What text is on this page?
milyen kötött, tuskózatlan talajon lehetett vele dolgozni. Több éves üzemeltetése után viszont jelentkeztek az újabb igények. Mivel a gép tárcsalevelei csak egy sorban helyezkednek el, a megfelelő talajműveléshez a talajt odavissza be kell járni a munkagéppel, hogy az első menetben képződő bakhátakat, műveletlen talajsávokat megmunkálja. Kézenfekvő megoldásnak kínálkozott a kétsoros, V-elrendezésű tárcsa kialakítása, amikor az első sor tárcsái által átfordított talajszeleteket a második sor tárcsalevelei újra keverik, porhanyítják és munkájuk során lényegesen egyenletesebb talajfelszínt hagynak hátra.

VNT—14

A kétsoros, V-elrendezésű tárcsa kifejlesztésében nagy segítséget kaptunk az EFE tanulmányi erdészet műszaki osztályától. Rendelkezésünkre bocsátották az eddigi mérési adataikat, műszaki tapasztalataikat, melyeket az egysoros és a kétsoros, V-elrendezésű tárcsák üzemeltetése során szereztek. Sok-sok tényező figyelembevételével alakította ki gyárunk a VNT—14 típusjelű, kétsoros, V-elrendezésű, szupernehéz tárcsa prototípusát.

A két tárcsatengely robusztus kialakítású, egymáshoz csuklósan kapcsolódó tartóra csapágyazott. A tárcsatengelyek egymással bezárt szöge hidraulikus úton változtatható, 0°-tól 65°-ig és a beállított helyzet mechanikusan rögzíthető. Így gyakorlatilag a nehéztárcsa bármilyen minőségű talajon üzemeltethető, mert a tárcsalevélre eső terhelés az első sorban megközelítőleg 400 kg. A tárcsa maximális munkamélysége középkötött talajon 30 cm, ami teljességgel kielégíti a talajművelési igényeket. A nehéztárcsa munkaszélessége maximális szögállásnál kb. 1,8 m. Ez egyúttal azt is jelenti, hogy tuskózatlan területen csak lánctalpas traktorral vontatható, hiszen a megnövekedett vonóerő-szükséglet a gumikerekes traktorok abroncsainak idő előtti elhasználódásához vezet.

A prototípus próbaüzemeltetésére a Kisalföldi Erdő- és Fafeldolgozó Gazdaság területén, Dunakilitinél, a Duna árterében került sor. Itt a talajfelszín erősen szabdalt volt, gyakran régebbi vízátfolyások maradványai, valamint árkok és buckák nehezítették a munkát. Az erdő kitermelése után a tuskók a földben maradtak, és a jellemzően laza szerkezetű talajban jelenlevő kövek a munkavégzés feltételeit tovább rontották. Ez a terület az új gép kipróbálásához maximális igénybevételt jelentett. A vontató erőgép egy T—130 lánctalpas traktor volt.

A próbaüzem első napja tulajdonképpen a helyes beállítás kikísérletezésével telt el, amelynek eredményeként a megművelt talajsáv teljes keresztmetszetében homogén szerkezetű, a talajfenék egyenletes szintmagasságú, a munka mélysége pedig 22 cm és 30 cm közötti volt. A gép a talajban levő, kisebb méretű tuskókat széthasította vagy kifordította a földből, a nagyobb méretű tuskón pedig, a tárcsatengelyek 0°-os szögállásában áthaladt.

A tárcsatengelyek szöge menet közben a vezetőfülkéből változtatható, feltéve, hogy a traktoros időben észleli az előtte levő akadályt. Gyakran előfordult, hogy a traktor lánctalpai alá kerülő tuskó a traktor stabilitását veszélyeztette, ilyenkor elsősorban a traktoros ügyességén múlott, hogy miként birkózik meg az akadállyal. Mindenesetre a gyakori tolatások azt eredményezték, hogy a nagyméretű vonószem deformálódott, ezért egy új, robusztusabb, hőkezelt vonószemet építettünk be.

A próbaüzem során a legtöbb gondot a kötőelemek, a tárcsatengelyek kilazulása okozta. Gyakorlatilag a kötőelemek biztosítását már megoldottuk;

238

+---+

* [WORK TO BE COMPLETED]
The lines to collect are those holding the string "volt"; copy them all.

* [EXERCISE SOLUTION]
A prototípus próbaüzemeltetésére a Kisalföldi Erdő- és Fafeldolgozó Gazdaság területén, Dunakilitinél, a Duna árterében került sor. Itt a talajfelszín erősen szabdalt volt, gyakran régebbi vízátfolyások maradványai, valamint árkok és buckák nehezítették a munkát. Az erdő kitermelése után a tuskók a földben maradtak, és a jellemzően laza szerkezetű talajban jelenlevő kövek a munkavégzés feltételeit tovább rontották. Ez a terület az új gép kipróbálásához maximális igénybevételt jelentett. A vontató erőgép egy T—130 lánctalpas traktor volt.
A próbaüzem első napja tulajdonképpen a helyes beállítás kikísérletezésével telt el, amelynek eredményeként a megművelt talajsáv teljes keresztmetszetében homogén szerkezetű, a talajfenék egyenletes szintmagasságú, a munka mélysége pedig 22 cm és 30 cm közötti volt. A gép a talajban levő, kisebb méretű tuskókat széthasította vagy kifordította a földből, a nagyobb méretű tuskón pedig, a tárcsatengelyek 0°-os szögállásában áthaladt.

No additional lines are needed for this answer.